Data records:
···

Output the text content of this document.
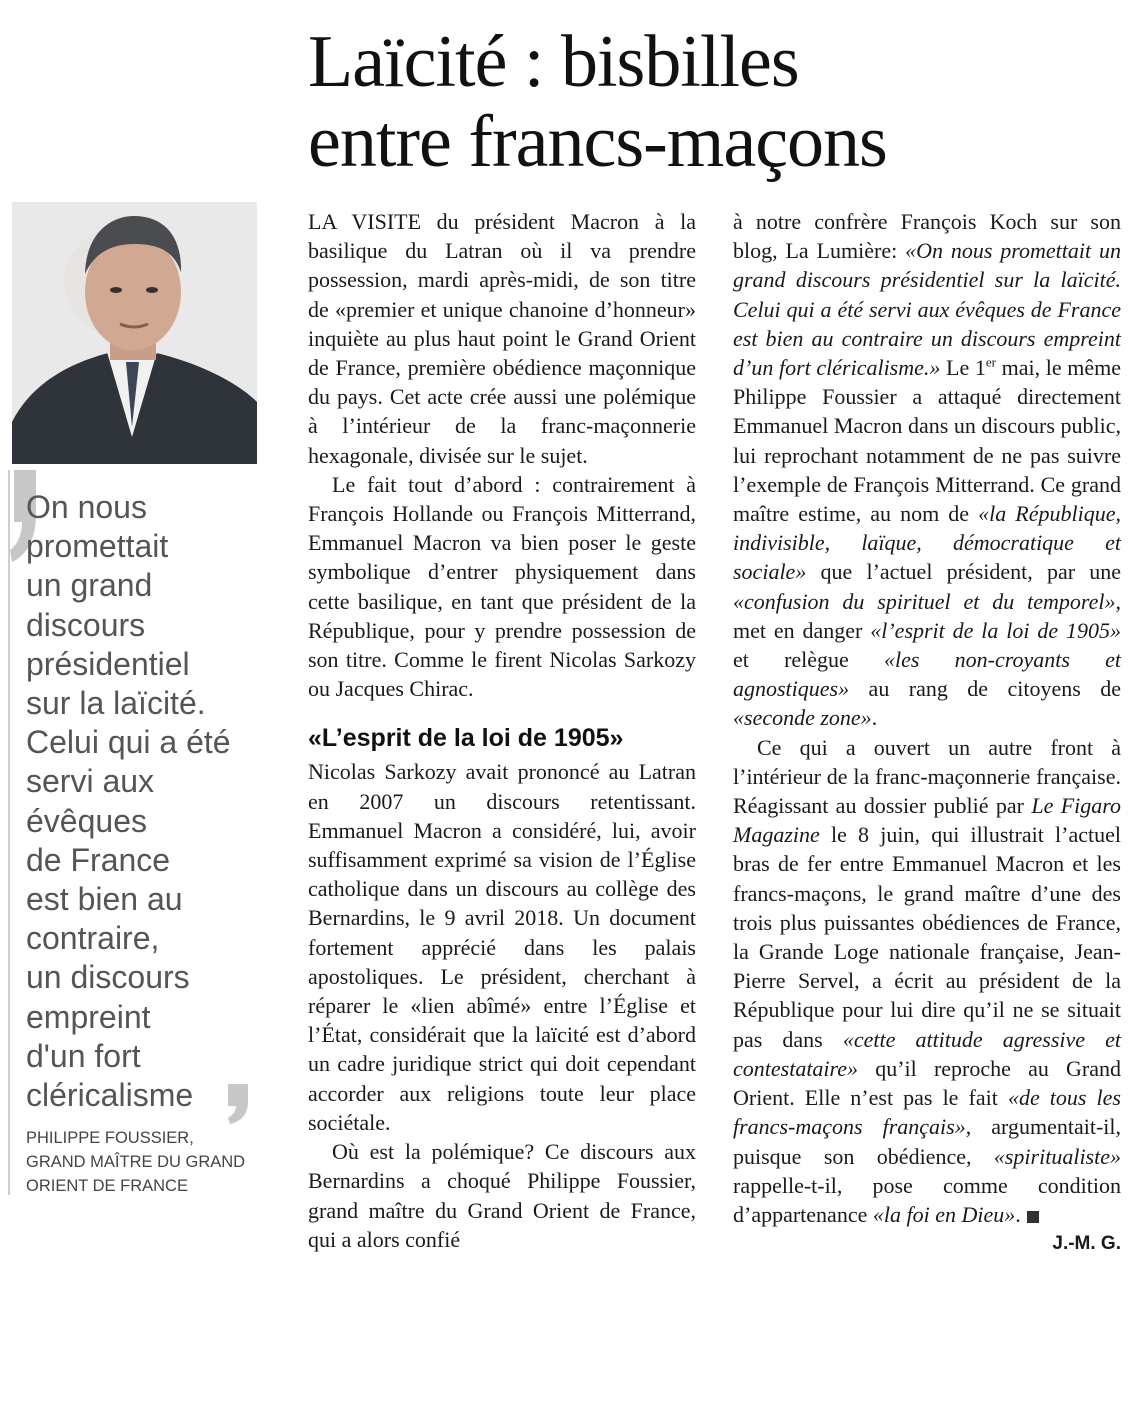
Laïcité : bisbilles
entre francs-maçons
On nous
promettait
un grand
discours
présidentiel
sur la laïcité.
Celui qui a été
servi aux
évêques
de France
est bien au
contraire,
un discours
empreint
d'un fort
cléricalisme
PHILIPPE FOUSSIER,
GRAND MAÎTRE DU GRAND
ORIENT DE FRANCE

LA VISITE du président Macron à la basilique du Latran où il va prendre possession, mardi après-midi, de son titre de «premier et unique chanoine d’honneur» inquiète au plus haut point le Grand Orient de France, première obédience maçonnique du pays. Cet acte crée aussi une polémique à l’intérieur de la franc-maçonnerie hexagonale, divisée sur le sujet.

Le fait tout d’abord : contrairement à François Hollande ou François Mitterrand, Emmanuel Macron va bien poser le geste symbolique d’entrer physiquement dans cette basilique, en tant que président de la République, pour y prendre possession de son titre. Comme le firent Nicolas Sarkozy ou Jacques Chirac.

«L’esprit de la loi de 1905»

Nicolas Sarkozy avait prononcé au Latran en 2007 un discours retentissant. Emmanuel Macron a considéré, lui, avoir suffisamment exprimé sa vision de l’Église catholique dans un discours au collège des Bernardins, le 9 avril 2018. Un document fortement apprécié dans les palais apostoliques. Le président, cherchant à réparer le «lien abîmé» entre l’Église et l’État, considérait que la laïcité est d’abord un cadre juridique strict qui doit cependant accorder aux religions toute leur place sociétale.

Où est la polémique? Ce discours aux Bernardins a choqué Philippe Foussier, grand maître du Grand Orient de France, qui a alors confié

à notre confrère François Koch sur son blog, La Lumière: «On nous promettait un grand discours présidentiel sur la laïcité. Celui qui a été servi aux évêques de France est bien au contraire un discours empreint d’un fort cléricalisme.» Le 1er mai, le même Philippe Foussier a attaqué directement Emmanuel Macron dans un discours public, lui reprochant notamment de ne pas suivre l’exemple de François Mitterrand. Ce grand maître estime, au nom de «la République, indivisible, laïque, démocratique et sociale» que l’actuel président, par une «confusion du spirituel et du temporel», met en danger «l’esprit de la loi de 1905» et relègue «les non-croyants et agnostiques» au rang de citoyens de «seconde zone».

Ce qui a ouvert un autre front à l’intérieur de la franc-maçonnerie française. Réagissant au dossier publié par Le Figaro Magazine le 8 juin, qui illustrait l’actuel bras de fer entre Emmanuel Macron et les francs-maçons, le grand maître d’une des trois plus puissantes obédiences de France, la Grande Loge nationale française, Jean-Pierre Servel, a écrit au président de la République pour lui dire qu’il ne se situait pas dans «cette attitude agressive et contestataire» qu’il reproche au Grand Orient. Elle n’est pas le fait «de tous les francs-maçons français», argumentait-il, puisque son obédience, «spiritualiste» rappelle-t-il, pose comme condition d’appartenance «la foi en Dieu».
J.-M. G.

···

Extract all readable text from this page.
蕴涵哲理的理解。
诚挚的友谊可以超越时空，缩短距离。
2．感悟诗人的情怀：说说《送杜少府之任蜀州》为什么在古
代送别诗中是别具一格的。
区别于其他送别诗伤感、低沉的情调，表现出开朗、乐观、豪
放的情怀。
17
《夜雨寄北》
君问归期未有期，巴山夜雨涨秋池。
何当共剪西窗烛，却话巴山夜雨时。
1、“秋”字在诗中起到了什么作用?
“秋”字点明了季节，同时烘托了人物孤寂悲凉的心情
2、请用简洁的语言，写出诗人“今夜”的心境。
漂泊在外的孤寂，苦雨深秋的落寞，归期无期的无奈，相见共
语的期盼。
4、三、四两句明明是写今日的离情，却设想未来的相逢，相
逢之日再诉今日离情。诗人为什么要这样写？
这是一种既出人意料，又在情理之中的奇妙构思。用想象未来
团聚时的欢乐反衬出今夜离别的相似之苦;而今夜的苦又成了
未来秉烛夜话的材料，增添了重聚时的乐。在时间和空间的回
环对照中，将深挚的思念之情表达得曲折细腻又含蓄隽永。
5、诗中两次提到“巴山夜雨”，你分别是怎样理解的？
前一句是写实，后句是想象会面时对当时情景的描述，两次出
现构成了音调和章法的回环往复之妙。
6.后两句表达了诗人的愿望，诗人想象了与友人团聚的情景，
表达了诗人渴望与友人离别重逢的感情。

···

Check each line above for the string "nous" and report how many lines have it, giving only the number.

2